START The records
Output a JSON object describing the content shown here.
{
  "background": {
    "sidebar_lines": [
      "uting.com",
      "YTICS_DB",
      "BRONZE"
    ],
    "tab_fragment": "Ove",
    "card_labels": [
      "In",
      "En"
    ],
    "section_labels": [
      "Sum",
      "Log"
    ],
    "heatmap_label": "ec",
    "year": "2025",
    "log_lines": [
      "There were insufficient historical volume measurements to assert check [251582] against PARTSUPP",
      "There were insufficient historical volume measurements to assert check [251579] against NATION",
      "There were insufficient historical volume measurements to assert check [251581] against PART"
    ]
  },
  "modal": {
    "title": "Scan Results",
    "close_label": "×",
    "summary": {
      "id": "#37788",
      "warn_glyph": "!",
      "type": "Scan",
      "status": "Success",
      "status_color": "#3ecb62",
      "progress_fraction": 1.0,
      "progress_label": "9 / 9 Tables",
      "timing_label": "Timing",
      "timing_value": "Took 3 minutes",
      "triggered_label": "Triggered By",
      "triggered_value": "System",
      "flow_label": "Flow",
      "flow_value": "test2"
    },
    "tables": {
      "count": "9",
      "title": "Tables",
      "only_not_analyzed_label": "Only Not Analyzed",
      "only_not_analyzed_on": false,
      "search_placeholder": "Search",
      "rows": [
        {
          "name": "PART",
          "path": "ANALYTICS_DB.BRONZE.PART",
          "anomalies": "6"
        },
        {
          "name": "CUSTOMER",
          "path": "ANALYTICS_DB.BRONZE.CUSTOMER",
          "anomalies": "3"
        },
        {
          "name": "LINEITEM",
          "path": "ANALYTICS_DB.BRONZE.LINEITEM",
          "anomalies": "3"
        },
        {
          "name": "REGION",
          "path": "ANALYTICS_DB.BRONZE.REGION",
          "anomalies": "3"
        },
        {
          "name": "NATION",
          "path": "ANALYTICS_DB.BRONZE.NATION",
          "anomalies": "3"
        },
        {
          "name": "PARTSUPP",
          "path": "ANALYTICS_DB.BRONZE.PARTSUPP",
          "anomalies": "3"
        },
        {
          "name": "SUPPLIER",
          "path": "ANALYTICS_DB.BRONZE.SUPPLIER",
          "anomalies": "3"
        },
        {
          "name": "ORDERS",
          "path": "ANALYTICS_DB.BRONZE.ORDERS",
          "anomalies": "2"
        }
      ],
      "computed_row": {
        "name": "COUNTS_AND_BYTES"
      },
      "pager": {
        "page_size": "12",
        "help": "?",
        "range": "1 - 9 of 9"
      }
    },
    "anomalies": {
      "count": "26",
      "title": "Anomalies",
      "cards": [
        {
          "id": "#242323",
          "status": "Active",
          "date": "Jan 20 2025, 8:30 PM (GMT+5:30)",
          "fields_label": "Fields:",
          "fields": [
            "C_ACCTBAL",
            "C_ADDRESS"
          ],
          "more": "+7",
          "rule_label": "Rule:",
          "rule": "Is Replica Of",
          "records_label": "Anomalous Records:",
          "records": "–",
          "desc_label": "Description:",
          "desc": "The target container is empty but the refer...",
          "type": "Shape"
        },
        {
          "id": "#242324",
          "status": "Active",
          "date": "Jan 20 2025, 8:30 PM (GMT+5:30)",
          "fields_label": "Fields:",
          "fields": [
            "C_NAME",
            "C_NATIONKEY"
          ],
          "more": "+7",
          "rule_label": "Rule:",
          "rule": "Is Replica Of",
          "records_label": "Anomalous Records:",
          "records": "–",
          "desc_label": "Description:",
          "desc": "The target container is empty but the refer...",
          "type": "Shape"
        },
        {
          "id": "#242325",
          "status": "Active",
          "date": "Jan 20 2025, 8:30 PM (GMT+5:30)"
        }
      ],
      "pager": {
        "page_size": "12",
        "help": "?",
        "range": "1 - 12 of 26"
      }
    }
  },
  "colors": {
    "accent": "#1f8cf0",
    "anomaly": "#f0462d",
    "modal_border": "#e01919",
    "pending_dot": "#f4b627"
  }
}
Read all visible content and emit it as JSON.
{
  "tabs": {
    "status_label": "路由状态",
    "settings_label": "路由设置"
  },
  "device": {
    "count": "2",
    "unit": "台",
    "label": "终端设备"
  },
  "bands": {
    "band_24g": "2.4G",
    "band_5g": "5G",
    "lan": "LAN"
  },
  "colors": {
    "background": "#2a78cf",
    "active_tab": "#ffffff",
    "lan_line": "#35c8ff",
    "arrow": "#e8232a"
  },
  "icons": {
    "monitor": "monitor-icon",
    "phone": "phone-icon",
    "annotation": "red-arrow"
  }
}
END The records
_Short task_
Repeat every line of the data, exactly and in full.

_Finished exercise_
Output a JSON object describing the content shown here.
{
  "background": {
    "sidebar_lines": [
      "uting.com",
      "YTICS_DB",
      "BRONZE"
    ],
    "tab_fragment": "Ove",
    "card_labels": [
      "In",
      "En"
    ],
    "section_labels": [
      "Sum",
      "Log"
    ],
    "heatmap_label": "ec",
    "year": "2025",
    "log_lines": [
      "There were insufficient historical volume measurements to assert check [251582] against PARTSUPP",
      "There were insufficient historical volume measurements to assert check [251579] against NATION",
      "There were insufficient historical volume measurements to assert check [251581] against PART"
    ]
  },
  "modal": {
    "title": "Scan Results",
    "close_label": "×",
    "summary": {
      "id": "#37788",
      "warn_glyph": "!",
      "type": "Scan",
      "status": "Success",
      "status_color": "#3ecb62",
      "progress_fraction": 1.0,
      "progress_label": "9 / 9 Tables",
      "timing_label": "Timing",
      "timing_value": "Took 3 minutes",
      "triggered_label": "Triggered By",
      "triggered_value": "System",
      "flow_label": "Flow",
      "flow_value": "test2"
    },
    "tables": {
      "count": "9",
      "title": "Tables",
      "only_not_analyzed_label": "Only Not Analyzed",
      "only_not_analyzed_on": false,
      "search_placeholder": "Search",
      "rows": [
        {
          "name": "PART",
          "path": "ANALYTICS_DB.BRONZE.PART",
          "anomalies": "6"
        },
        {
          "name": "CUSTOMER",
          "path": "ANALYTICS_DB.BRONZE.CUSTOMER",
          "anomalies": "3"
        },
        {
          "name": "LINEITEM",
          "path": "ANALYTICS_DB.BRONZE.LINEITEM",
          "anomalies": "3"
        },
        {
          "name": "REGION",
          "path": "ANALYTICS_DB.BRONZE.REGION",
          "anomalies": "3"
        },
        {
          "name": "NATION",
          "path": "ANALYTICS_DB.BRONZE.NATION",
          "anomalies": "3"
        },
        {
          "name": "PARTSUPP",
          "path": "ANALYTICS_DB.BRONZE.PARTSUPP",
          "anomalies": "3"
        },
        {
          "name": "SUPPLIER",
          "path": "ANALYTICS_DB.BRONZE.SUPPLIER",
          "anomalies": "3"
        },
        {
          "name": "ORDERS",
          "path": "ANALYTICS_DB.BRONZE.ORDERS",
          "anomalies": "2"
        }
      ],
      "computed_row": {
        "name": "COUNTS_AND_BYTES"
      },
      "pager": {
        "page_size": "12",
        "help": "?",
        "range": "1 - 9 of 9"
      }
    },
    "anomalies": {
      "count": "26",
      "title": "Anomalies",
      "cards": [
        {
          "id": "#242323",
          "status": "Active",
          "date": "Jan 20 2025, 8:30 PM (GMT+5:30)",
          "fields_label": "Fields:",
          "fields": [
            "C_ACCTBAL",
            "C_ADDRESS"
          ],
          "more": "+7",
          "rule_label": "Rule:",
          "rule": "Is Replica Of",
          "records_label": "Anomalous Records:",
          "records": "–",
          "desc_label": "Description:",
          "desc": "The target container is empty but the refer...",
          "type": "Shape"
        },
        {
          "id": "#242324",
          "status": "Active",
          "date": "Jan 20 2025, 8:30 PM (GMT+5:30)",
          "fields_label": "Fields:",
          "fields": [
            "C_NAME",
            "C_NATIONKEY"
          ],
          "more": "+7",
          "rule_label": "Rule:",
          "rule": "Is Replica Of",
          "records_label": "Anomalous Records:",
          "records": "–",
          "desc_label": "Description:",
          "desc": "The target container is empty but the refer...",
          "type": "Shape"
        },
        {
          "id": "#242325",
          "status": "Active",
          "date": "Jan 20 2025, 8:30 PM (GMT+5:30)"
        }
      ],
      "pager": {
        "page_size": "12",
        "help": "?",
        "range": "1 - 12 of 26"
      }
    }
  },
  "colors": {
    "accent": "#1f8cf0",
    "anomaly": "#f0462d",
    "modal_border": "#e01919",
    "pending_dot": "#f4b627"
  }
}
Read all visible content and emit it as JSON.
{
  "tabs": {
    "status_label": "路由状态",
    "settings_label": "路由设置"
  },
  "device": {
    "count": "2",
    "unit": "台",
    "label": "终端设备"
  },
  "bands": {
    "band_24g": "2.4G",
    "band_5g": "5G",
    "lan": "LAN"
  },
  "colors": {
    "background": "#2a78cf",
    "active_tab": "#ffffff",
    "lan_line": "#35c8ff",
    "arrow": "#e8232a"
  },
  "icons": {
    "monitor": "monitor-icon",
    "phone": "phone-icon",
    "annotation": "red-arrow"
  }
}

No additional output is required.